»»

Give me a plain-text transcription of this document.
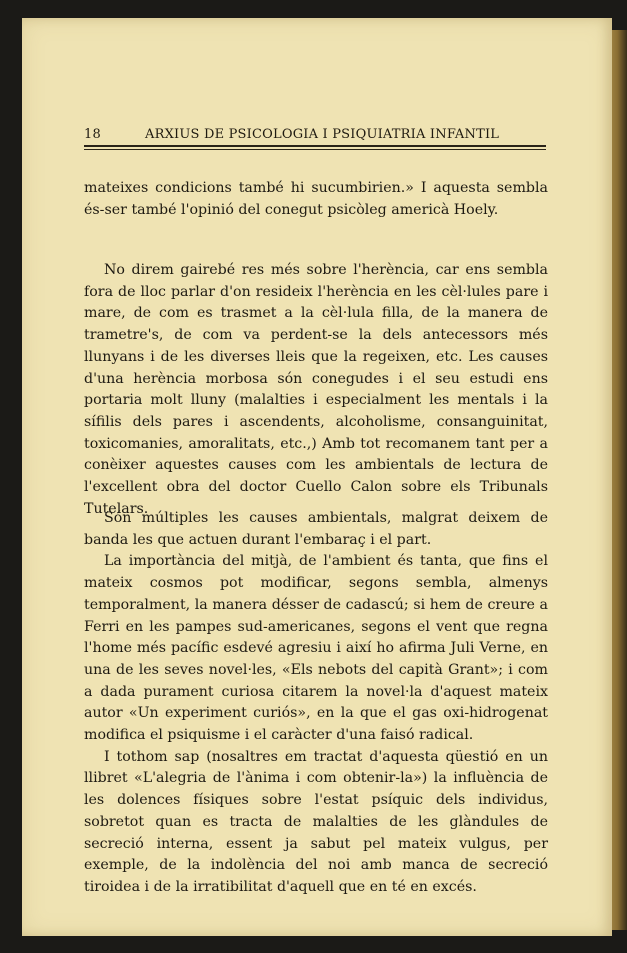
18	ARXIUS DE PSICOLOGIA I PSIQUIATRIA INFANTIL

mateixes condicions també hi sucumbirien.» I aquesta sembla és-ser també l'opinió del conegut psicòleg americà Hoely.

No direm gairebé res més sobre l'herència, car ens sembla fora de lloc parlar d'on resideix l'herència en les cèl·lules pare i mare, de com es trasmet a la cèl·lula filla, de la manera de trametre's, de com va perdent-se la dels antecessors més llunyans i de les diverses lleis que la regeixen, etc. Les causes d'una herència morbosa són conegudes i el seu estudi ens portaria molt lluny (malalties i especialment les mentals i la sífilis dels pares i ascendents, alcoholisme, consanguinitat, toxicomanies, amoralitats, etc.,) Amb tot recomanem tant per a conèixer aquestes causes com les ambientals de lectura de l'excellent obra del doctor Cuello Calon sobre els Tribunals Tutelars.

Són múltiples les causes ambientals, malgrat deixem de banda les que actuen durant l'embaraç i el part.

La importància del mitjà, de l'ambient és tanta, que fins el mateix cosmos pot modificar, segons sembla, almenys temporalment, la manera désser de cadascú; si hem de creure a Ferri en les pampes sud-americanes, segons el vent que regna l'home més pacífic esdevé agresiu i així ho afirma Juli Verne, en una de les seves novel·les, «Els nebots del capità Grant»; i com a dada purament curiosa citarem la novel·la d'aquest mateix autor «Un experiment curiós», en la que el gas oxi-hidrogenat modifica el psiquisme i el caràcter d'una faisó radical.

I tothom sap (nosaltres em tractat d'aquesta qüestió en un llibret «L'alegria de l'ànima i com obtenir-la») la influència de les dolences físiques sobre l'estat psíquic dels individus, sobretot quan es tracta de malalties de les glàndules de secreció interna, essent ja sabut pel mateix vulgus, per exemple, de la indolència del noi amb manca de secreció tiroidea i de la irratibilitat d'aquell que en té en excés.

««
»»

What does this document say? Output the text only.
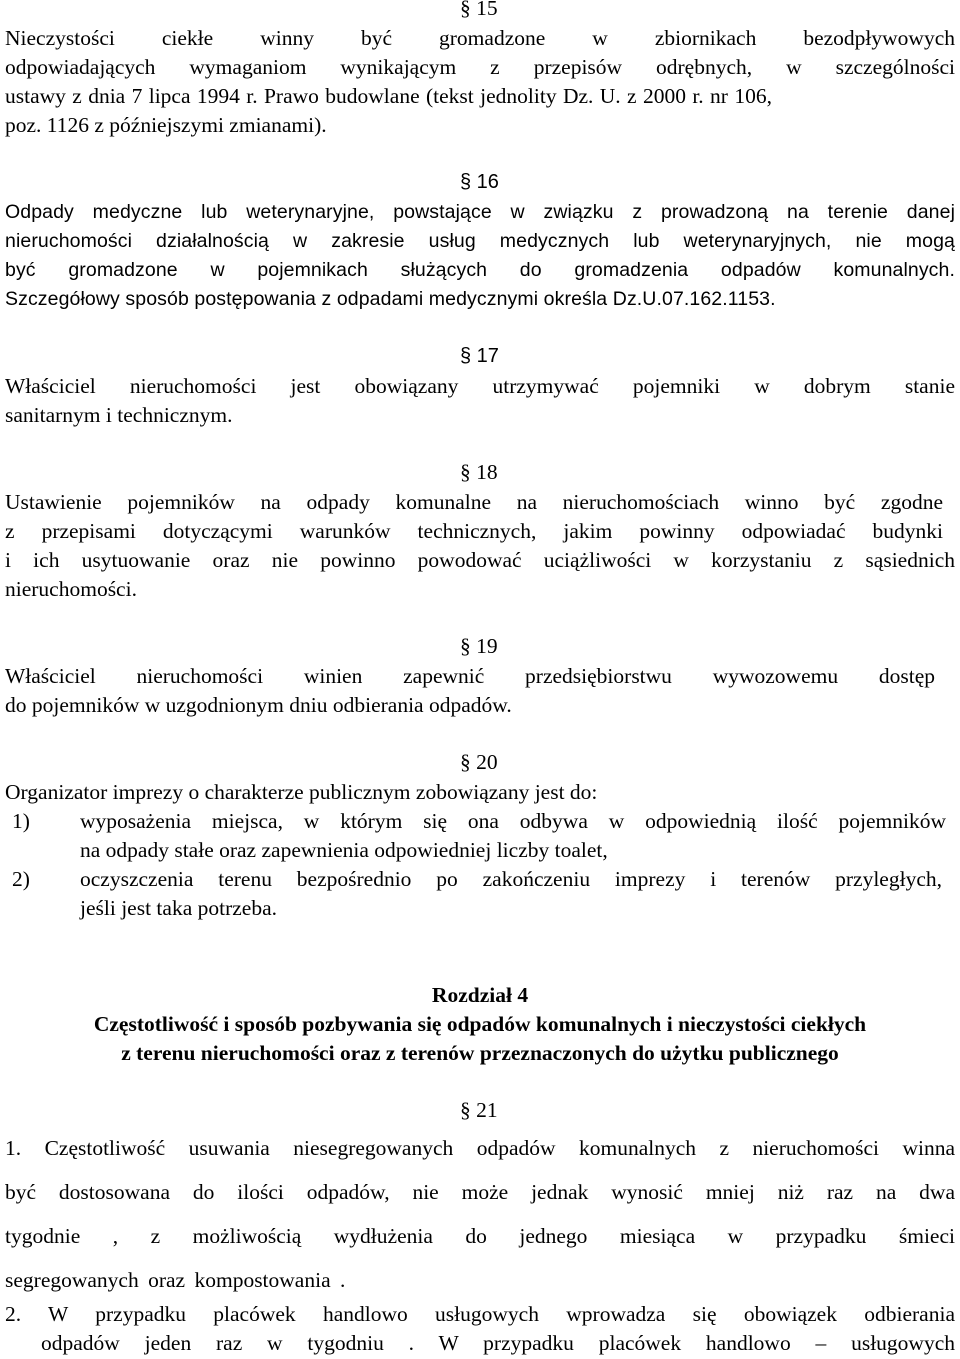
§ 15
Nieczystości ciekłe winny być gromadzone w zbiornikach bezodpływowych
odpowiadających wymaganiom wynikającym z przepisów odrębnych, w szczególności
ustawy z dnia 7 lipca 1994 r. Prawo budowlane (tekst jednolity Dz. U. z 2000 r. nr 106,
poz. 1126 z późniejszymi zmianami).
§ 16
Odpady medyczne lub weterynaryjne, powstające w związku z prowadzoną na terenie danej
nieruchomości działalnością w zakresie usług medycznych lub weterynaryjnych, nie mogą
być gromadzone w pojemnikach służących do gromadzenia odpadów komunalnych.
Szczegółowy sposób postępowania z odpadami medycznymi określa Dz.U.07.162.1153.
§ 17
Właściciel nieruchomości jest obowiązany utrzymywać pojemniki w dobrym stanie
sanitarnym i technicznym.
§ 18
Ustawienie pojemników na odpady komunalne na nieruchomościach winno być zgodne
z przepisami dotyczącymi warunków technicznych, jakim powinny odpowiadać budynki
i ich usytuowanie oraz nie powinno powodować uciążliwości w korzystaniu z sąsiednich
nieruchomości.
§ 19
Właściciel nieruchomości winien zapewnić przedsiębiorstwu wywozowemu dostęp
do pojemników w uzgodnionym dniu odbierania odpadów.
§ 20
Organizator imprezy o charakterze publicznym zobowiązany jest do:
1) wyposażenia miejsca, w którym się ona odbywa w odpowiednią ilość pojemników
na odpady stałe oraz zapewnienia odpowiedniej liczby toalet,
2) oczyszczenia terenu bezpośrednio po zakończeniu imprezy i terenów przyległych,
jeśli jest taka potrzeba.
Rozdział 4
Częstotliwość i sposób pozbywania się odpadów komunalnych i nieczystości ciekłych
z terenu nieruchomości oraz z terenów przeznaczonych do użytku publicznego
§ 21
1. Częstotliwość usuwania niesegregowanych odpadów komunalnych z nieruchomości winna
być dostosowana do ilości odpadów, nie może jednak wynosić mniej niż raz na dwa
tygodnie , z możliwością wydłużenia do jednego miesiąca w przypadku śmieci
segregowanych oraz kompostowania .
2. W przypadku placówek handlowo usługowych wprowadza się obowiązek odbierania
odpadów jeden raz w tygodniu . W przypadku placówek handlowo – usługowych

««

**SHORT EXERCISE**
Go through the records and pull out each line that includes the word "document".

**FINISHED ANSWER**
Give me a plain-text transcription of this document.
What does this document say? Output the text only.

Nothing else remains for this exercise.